►

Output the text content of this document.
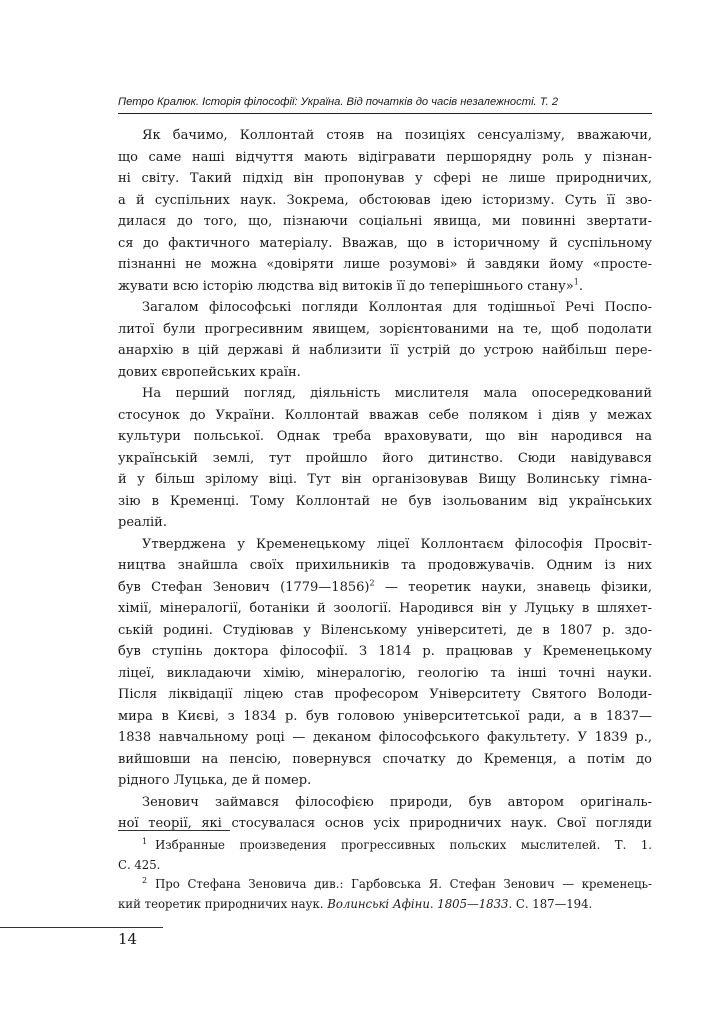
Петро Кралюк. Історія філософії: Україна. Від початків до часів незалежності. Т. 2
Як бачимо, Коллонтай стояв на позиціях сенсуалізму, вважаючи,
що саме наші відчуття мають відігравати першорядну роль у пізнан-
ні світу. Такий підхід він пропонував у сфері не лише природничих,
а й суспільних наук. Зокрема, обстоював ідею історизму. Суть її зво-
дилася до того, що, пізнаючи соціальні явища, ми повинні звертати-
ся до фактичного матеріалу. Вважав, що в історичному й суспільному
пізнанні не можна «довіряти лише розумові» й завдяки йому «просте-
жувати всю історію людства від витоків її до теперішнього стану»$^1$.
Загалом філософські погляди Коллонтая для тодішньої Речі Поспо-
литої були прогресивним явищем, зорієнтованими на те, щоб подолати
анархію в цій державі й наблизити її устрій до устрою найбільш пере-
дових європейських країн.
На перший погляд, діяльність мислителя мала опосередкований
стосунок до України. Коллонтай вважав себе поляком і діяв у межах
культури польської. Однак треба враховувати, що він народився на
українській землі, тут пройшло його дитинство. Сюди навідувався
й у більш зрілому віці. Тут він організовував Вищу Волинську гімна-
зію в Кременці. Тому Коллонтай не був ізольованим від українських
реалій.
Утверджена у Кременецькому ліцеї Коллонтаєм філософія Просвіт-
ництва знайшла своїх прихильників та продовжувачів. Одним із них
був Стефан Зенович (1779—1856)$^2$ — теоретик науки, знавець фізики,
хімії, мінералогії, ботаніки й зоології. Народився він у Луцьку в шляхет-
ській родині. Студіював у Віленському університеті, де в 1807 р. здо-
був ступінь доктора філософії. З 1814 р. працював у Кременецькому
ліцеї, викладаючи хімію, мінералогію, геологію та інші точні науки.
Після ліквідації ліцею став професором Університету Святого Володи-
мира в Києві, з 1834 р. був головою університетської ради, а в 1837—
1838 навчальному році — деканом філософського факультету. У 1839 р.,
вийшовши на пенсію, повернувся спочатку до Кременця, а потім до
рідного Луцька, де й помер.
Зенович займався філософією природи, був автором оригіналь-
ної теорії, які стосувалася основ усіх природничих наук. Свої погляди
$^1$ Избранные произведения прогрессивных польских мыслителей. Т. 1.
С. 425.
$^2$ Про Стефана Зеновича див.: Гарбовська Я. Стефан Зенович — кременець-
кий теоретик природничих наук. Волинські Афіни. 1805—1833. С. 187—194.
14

◄
►

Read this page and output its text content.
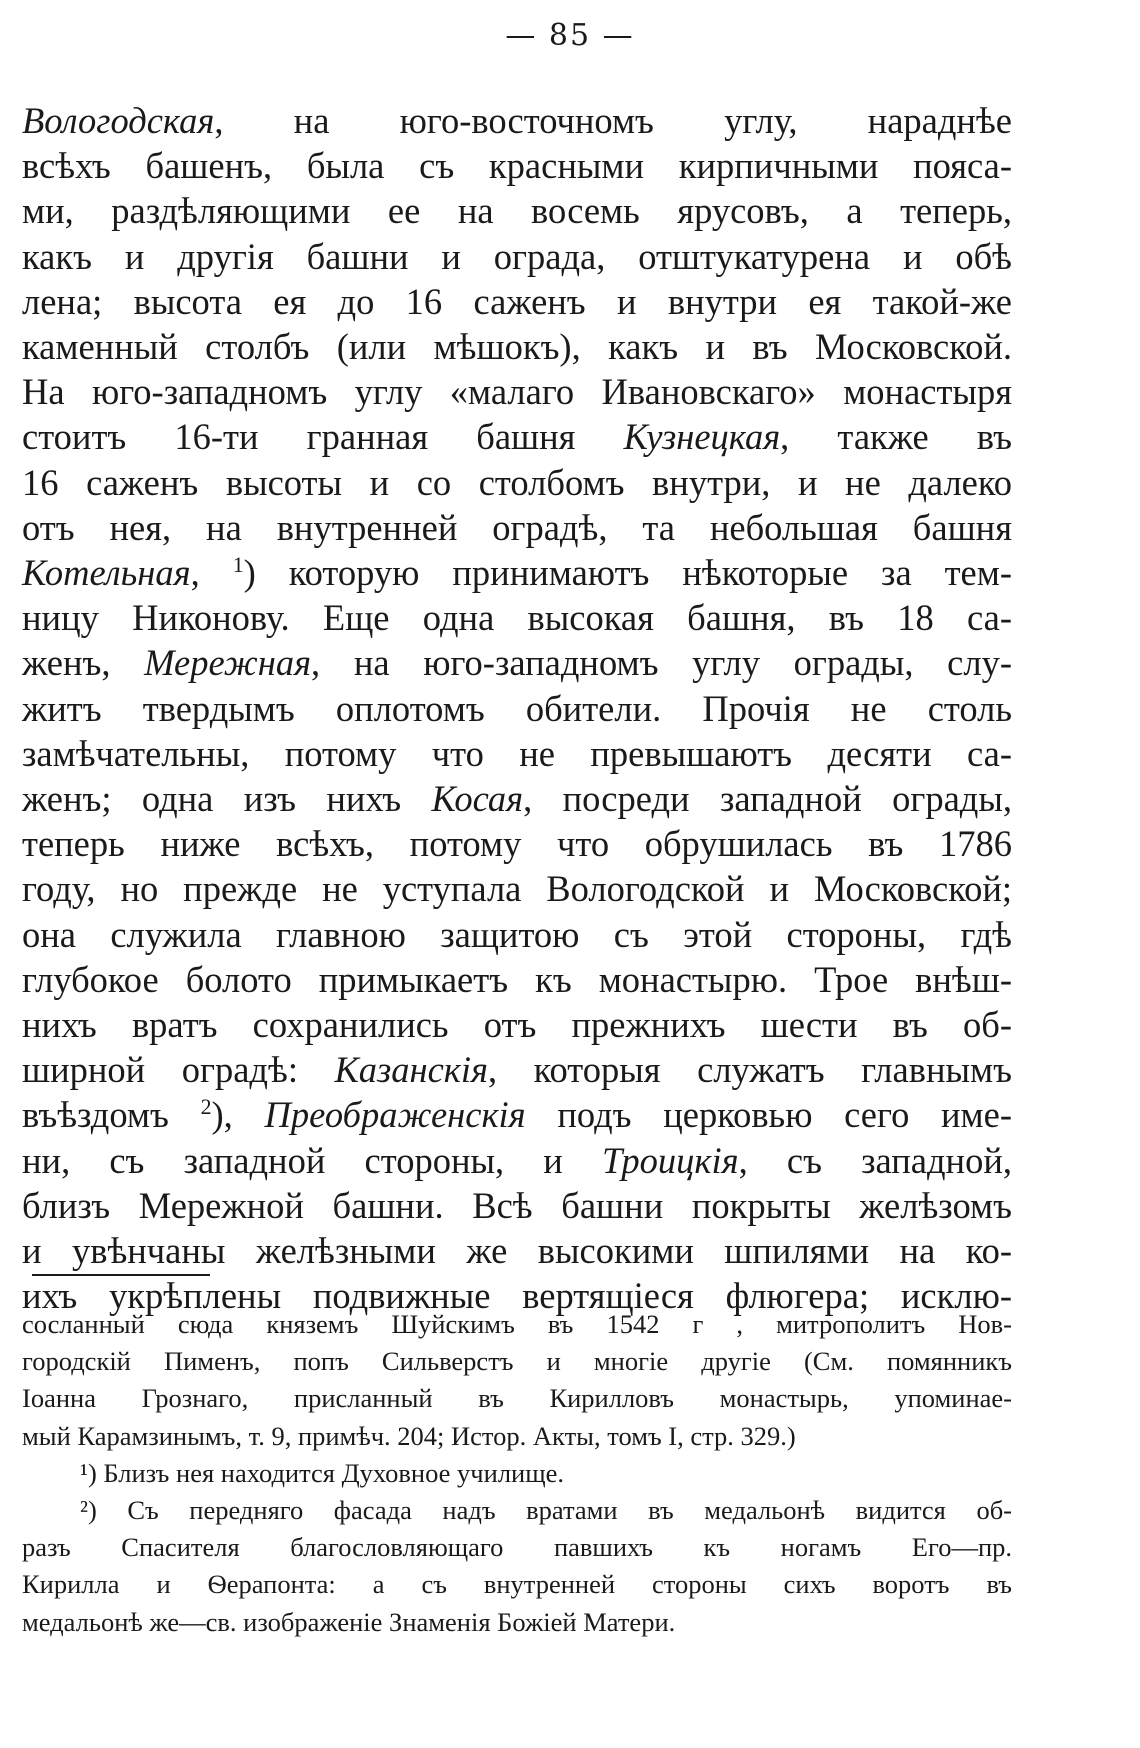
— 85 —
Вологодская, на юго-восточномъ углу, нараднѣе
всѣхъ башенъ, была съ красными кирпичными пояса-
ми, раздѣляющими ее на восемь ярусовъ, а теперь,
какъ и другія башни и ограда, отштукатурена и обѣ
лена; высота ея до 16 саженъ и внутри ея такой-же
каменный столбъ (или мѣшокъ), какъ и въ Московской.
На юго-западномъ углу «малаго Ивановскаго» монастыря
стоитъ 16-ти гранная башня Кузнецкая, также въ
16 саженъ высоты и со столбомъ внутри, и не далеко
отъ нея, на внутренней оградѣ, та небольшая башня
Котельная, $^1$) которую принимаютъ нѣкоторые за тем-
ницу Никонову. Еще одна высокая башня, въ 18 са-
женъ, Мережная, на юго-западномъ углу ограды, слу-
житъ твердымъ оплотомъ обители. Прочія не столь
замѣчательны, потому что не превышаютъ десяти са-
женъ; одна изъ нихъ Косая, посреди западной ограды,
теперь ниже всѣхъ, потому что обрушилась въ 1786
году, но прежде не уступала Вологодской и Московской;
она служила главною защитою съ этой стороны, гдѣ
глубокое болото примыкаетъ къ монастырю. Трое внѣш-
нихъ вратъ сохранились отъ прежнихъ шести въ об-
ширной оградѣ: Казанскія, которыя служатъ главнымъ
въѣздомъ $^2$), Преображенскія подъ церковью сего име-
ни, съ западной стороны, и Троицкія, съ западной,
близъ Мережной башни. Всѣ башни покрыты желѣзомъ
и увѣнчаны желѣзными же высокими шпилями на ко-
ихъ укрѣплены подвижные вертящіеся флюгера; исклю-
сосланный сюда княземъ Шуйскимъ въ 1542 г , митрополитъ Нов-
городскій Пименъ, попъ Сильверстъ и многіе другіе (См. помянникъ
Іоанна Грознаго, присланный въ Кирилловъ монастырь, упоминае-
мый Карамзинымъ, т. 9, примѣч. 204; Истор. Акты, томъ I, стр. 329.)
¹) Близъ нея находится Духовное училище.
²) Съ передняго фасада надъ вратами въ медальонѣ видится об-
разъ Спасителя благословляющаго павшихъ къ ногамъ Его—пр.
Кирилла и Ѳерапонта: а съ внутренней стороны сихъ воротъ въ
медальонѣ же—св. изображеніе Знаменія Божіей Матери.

◄

> To do
Copy out every line of the data that includes the word "Стефан".

> Written solution
був Стефан Зенович (1779—1856)$^2$ — теоретик науки, знавець фізики,
$^2$ Про Стефана Зеновича див.: Гарбовська Я. Стефан Зенович — кременець-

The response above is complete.